▶ [Aim of the exercise]
Can you write out all of the material below, word for word?
— start Provided material —
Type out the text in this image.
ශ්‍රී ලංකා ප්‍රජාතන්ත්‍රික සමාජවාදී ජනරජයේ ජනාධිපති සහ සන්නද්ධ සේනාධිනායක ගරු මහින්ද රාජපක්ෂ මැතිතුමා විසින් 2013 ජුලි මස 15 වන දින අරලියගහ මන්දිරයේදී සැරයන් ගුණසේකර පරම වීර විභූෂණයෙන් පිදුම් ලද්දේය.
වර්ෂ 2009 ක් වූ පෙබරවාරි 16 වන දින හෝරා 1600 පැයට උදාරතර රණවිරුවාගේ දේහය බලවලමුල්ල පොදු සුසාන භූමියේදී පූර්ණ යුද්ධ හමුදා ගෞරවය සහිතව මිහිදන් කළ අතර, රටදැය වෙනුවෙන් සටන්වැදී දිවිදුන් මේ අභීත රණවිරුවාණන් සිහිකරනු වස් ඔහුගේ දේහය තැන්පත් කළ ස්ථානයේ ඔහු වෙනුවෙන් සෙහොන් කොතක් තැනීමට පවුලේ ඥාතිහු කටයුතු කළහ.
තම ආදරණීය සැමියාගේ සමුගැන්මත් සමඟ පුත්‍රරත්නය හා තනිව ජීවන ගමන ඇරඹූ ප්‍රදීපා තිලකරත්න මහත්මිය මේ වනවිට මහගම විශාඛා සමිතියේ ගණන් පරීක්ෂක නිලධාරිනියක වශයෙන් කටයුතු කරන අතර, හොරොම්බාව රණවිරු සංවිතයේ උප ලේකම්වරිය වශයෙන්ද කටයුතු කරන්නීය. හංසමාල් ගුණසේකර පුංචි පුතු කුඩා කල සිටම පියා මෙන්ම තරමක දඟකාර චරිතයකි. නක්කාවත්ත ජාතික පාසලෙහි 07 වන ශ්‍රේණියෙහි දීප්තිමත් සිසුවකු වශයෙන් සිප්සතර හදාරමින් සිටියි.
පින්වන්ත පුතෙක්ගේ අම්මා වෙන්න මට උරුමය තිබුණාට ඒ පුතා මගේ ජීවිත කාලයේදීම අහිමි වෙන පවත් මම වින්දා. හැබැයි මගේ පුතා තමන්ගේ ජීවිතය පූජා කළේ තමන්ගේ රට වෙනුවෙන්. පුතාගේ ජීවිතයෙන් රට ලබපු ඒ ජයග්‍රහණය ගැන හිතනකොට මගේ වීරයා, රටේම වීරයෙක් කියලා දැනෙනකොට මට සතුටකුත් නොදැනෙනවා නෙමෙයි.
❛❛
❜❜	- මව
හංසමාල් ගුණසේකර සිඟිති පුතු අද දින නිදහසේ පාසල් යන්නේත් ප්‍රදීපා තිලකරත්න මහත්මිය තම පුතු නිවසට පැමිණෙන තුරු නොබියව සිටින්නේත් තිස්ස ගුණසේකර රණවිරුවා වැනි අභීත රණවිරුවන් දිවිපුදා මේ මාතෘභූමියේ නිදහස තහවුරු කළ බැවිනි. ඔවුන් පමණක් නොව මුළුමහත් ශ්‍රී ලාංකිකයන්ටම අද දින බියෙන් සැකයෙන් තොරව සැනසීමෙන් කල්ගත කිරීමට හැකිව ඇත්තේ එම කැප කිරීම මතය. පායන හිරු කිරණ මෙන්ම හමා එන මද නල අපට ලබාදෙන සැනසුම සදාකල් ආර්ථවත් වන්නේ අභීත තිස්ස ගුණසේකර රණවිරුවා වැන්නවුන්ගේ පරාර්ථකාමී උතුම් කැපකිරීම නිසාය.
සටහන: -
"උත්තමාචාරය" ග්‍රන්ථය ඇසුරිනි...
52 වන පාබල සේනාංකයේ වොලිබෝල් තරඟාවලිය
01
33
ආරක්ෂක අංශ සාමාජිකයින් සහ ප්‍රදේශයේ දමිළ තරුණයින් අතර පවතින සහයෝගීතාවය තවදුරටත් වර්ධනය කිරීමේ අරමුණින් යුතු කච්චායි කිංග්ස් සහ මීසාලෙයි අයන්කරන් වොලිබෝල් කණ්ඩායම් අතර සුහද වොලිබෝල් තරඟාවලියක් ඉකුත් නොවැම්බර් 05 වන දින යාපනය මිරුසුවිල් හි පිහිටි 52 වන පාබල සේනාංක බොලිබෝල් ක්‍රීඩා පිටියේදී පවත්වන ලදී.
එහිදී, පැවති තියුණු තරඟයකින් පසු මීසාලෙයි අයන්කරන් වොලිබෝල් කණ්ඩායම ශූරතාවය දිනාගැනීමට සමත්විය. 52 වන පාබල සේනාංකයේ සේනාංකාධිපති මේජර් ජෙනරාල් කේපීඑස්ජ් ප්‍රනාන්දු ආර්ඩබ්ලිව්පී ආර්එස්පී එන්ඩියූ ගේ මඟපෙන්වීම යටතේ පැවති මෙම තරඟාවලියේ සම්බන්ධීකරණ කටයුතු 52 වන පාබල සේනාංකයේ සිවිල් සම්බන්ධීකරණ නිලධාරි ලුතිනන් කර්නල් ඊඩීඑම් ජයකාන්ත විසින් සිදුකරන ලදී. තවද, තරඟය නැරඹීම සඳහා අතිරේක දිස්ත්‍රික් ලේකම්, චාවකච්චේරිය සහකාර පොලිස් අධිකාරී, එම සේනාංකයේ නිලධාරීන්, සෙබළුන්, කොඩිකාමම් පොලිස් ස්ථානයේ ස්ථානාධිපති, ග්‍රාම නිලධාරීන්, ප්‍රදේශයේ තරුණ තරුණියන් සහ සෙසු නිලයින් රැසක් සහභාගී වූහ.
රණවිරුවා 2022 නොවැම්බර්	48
— end Provided material —
▶ [Output below]
Type out the text in this image.
ශ්‍රී ලංකා ප්‍රජාතන්ත්‍රික සමාජවාදී ජනරජයේ ජනාධිපති සහ සන්නද්ධ සේනාධිනායක ගරු මහින්ද රාජපක්ෂ මැතිතුමා විසින් 2013 ජුලි මස 15 වන දින අරලියගහ මන්දිරයේදී සැරයන් ගුණසේකර පරම වීර විභූෂණයෙන් පිදුම් ලද්දේය.
වර්ෂ 2009 ක් වූ පෙබරවාරි 16 වන දින හෝරා 1600 පැයට උදාරතර රණවිරුවාගේ දේහය බලවලමුල්ල පොදු සුසාන භූමියේදී පූර්ණ යුද්ධ හමුදා ගෞරවය සහිතව මිහිදන් කළ අතර, රටදැය වෙනුවෙන් සටන්වැදී දිවිදුන් මේ අභීත රණවිරුවාණන් සිහිකරනු වස් ඔහුගේ දේහය තැන්පත් කළ ස්ථානයේ ඔහු වෙනුවෙන් සෙහොන් කොතක් තැනීමට පවුලේ ඥාතිහු කටයුතු කළහ.
තම ආදරණීය සැමියාගේ සමුගැන්මත් සමඟ පුත්‍රරත්නය හා තනිව ජීවන ගමන ඇරඹූ ප්‍රදීපා තිලකරත්න මහත්මිය මේ වනවිට මහගම විශාඛා සමිතියේ ගණන් පරීක්ෂක නිලධාරිනියක වශයෙන් කටයුතු කරන අතර, හොරොම්බාව රණවිරු සංවිතයේ උප ලේකම්වරිය වශයෙන්ද කටයුතු කරන්නීය. හංසමාල් ගුණසේකර පුංචි පුතු කුඩා කල සිටම පියා මෙන්ම තරමක දඟකාර චරිතයකි. නක්කාවත්ත ජාතික පාසලෙහි 07 වන ශ්‍රේණියෙහි දීප්තිමත් සිසුවකු වශයෙන් සිප්සතර හදාරමින් සිටියි.
පින්වන්ත පුතෙක්ගේ අම්මා වෙන්න මට උරුමය තිබුණාට ඒ පුතා මගේ ජීවිත කාලයේදීම අහිමි වෙන පවත් මම වින්දා. හැබැයි මගේ පුතා තමන්ගේ ජීවිතය පූජා කළේ තමන්ගේ රට වෙනුවෙන්. පුතාගේ ජීවිතයෙන් රට ලබපු ඒ ජයග්‍රහණය ගැන හිතනකොට මගේ වීරයා, රටේම වීරයෙක් කියලා දැනෙනකොට මට සතුටකුත් නොදැනෙනවා නෙමෙයි.
❛❛
❜❜	- මව
හංසමාල් ගුණසේකර සිඟිති පුතු අද දින නිදහසේ පාසල් යන්නේත් ප්‍රදීපා තිලකරත්න මහත්මිය තම පුතු නිවසට පැමිණෙන තුරු නොබියව සිටින්නේත් තිස්ස ගුණසේකර රණවිරුවා වැනි අභීත රණවිරුවන් දිවිපුදා මේ මාතෘභූමියේ නිදහස තහවුරු කළ බැවිනි. ඔවුන් පමණක් නොව මුළුමහත් ශ්‍රී ලාංකිකයන්ටම අද දින බියෙන් සැකයෙන් තොරව සැනසීමෙන් කල්ගත කිරීමට හැකිව ඇත්තේ එම කැප කිරීම මතය. පායන හිරු කිරණ මෙන්ම හමා එන මද නල අපට ලබාදෙන සැනසුම සදාකල් ආර්ථවත් වන්නේ අභීත තිස්ස ගුණසේකර රණවිරුවා වැන්නවුන්ගේ පරාර්ථකාමී උතුම් කැපකිරීම නිසාය.
සටහන: -
"උත්තමාචාරය" ග්‍රන්ථය ඇසුරිනි...
52 වන පාබල සේනාංකයේ වොලිබෝල් තරඟාවලිය
01
33
ආරක්ෂක අංශ සාමාජිකයින් සහ ප්‍රදේශයේ දමිළ තරුණයින් අතර පවතින සහයෝගීතාවය තවදුරටත් වර්ධනය කිරීමේ අරමුණින් යුතු කච්චායි කිංග්ස් සහ මීසාලෙයි අයන්කරන් වොලිබෝල් කණ්ඩායම් අතර සුහද වොලිබෝල් තරඟාවලියක් ඉකුත් නොවැම්බර් 05 වන දින යාපනය මිරුසුවිල් හි පිහිටි 52 වන පාබල සේනාංක බොලිබෝල් ක්‍රීඩා පිටියේදී පවත්වන ලදී.
එහිදී, පැවති තියුණු තරඟයකින් පසු මීසාලෙයි අයන්කරන් වොලිබෝල් කණ්ඩායම ශූරතාවය දිනාගැනීමට සමත්විය. 52 වන පාබල සේනාංකයේ සේනාංකාධිපති මේජර් ජෙනරාල් කේපීඑස්ජ් ප්‍රනාන්දු ආර්ඩබ්ලිව්පී ආර්එස්පී එන්ඩියූ ගේ මඟපෙන්වීම යටතේ පැවති මෙම තරඟාවලියේ සම්බන්ධීකරණ කටයුතු 52 වන පාබල සේනාංකයේ සිවිල් සම්බන්ධීකරණ නිලධාරි ලුතිනන් කර්නල් ඊඩීඑම් ජයකාන්ත විසින් සිදුකරන ලදී. තවද, තරඟය නැරඹීම සඳහා අතිරේක දිස්ත්‍රික් ලේකම්, චාවකච්චේරිය සහකාර පොලිස් අධිකාරී, එම සේනාංකයේ නිලධාරීන්, සෙබළුන්, කොඩිකාමම් පොලිස් ස්ථානයේ ස්ථානාධිපති, ග්‍රාම නිලධාරීන්, ප්‍රදේශයේ තරුණ තරුණියන් සහ සෙසු නිලයින් රැසක් සහභාගී වූහ.
රණවිරුවා 2022 නොවැම්බර්	48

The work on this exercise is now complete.